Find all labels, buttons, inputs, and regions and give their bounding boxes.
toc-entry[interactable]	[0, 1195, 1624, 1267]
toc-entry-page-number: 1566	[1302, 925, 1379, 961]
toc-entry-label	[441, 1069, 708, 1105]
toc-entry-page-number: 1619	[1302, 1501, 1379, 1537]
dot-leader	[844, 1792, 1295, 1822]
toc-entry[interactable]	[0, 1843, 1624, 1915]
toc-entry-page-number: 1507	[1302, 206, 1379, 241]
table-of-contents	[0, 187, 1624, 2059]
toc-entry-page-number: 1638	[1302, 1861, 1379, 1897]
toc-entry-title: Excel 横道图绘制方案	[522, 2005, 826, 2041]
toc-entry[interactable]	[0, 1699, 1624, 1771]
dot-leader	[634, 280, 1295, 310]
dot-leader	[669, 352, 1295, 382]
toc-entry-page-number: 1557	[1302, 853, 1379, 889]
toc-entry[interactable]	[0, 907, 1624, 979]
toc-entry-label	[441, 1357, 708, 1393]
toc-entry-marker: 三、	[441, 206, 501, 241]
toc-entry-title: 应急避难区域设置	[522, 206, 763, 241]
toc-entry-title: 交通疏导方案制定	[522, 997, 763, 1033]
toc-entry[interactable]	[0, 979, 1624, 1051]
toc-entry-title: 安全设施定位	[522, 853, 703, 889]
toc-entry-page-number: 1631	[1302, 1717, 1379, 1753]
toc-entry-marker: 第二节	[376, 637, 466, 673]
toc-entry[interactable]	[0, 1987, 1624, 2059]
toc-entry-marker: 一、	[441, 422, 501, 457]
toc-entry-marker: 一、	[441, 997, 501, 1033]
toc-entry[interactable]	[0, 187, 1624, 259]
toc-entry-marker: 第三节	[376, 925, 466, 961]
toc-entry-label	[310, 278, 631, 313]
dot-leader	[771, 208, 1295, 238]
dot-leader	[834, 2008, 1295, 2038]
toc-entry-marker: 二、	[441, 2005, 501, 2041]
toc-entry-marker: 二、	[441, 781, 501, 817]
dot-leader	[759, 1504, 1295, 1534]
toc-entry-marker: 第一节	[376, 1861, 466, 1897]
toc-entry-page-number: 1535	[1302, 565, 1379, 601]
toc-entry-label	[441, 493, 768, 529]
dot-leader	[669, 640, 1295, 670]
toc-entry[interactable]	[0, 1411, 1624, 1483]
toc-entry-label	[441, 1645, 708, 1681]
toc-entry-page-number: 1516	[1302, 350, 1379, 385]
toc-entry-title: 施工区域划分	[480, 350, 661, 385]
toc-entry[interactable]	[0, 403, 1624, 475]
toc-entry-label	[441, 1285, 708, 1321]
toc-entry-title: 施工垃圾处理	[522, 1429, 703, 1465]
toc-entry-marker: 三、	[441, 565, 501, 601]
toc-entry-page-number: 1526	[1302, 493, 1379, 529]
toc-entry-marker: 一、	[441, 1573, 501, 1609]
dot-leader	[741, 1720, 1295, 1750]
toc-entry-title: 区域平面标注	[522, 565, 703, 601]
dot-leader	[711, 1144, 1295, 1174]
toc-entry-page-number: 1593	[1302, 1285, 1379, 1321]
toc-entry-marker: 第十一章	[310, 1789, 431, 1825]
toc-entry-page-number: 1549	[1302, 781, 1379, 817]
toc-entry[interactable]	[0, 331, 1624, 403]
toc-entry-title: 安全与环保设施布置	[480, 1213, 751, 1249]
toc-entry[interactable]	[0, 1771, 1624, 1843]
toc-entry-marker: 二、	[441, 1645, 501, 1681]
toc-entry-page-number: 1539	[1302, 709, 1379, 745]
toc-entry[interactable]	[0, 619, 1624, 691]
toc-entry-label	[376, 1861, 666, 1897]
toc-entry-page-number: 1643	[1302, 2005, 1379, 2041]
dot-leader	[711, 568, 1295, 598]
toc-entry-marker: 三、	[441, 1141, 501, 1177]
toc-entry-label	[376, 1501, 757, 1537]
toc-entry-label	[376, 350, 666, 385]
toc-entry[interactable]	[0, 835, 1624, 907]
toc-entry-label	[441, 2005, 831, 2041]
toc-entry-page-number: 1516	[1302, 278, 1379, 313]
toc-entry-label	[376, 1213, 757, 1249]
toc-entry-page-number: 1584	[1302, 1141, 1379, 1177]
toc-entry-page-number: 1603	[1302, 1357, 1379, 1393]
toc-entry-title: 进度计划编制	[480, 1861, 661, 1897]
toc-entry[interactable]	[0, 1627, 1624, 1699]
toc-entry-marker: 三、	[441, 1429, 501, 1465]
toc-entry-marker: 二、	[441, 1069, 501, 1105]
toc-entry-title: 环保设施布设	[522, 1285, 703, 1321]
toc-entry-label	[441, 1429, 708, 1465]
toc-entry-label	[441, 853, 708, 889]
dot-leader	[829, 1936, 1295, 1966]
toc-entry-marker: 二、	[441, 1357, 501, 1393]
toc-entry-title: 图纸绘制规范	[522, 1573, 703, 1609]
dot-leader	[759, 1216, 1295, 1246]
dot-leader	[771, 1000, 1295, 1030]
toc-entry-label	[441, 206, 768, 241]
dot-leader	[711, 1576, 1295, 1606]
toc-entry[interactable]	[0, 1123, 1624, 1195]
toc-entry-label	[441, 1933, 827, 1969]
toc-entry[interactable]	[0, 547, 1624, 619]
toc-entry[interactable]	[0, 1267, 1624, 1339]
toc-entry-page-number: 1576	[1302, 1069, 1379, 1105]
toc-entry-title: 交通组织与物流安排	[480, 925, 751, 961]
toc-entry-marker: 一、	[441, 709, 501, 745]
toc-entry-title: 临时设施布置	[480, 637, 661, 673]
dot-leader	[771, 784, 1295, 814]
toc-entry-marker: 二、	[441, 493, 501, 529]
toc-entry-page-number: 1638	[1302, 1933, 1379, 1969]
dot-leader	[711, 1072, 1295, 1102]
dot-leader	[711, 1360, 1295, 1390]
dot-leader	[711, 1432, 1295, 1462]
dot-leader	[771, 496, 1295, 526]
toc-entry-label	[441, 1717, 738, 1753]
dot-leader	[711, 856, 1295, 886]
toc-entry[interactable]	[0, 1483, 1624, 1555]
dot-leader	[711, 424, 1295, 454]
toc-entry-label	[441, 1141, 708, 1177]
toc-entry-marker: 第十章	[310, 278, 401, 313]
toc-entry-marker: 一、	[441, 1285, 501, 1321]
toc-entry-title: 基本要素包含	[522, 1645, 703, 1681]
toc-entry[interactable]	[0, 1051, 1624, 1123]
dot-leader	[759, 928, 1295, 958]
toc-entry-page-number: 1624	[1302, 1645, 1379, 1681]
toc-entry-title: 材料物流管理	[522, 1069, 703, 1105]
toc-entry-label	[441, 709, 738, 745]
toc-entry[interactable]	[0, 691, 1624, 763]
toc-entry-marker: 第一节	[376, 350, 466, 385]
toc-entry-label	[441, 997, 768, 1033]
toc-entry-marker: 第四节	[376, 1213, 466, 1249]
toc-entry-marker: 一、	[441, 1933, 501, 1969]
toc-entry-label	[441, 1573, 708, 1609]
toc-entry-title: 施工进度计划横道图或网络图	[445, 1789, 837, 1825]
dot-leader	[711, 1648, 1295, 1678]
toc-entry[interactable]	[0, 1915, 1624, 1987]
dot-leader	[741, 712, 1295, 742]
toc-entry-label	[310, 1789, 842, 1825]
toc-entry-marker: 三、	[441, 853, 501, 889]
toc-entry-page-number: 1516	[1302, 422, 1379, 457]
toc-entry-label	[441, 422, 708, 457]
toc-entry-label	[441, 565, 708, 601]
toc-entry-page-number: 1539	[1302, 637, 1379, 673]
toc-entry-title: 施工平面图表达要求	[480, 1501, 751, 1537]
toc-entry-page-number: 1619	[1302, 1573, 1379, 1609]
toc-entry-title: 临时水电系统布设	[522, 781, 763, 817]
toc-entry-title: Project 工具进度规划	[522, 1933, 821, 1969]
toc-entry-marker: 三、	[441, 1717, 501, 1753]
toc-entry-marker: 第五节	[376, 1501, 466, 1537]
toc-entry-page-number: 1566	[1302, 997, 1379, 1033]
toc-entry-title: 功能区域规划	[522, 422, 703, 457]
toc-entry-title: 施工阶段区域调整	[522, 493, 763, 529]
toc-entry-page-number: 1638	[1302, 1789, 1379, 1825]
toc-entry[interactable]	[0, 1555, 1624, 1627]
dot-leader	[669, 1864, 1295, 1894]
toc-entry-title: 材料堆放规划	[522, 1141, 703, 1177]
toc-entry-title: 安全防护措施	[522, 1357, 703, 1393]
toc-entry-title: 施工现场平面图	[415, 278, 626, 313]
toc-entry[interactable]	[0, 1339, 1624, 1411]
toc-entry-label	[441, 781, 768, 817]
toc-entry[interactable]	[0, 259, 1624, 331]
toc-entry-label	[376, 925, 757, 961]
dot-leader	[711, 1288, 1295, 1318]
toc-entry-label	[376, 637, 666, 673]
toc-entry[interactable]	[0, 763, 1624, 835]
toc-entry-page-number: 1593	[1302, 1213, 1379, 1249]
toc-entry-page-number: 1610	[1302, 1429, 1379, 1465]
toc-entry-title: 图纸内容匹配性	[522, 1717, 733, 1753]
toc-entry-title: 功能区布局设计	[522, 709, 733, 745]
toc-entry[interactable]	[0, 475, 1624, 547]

#### [Task to complete]
Print the lines of the entries above verbatim, starting with the first line and stopping after the line that contains "2005, 826, 2041]".

#### [The response]
Find all labels, buttons, inputs, and regions and give their bounding boxes.
toc-entry[interactable]	[0, 1195, 1624, 1267]
toc-entry-page-number: 1566	[1302, 925, 1379, 961]
toc-entry-label	[441, 1069, 708, 1105]
toc-entry-page-number: 1619	[1302, 1501, 1379, 1537]
dot-leader	[844, 1792, 1295, 1822]
toc-entry[interactable]	[0, 1843, 1624, 1915]
toc-entry-page-number: 1507	[1302, 206, 1379, 241]
table-of-contents	[0, 187, 1624, 2059]
toc-entry-page-number: 1638	[1302, 1861, 1379, 1897]
toc-entry-title: Excel 横道图绘制方案	[522, 2005, 826, 2041]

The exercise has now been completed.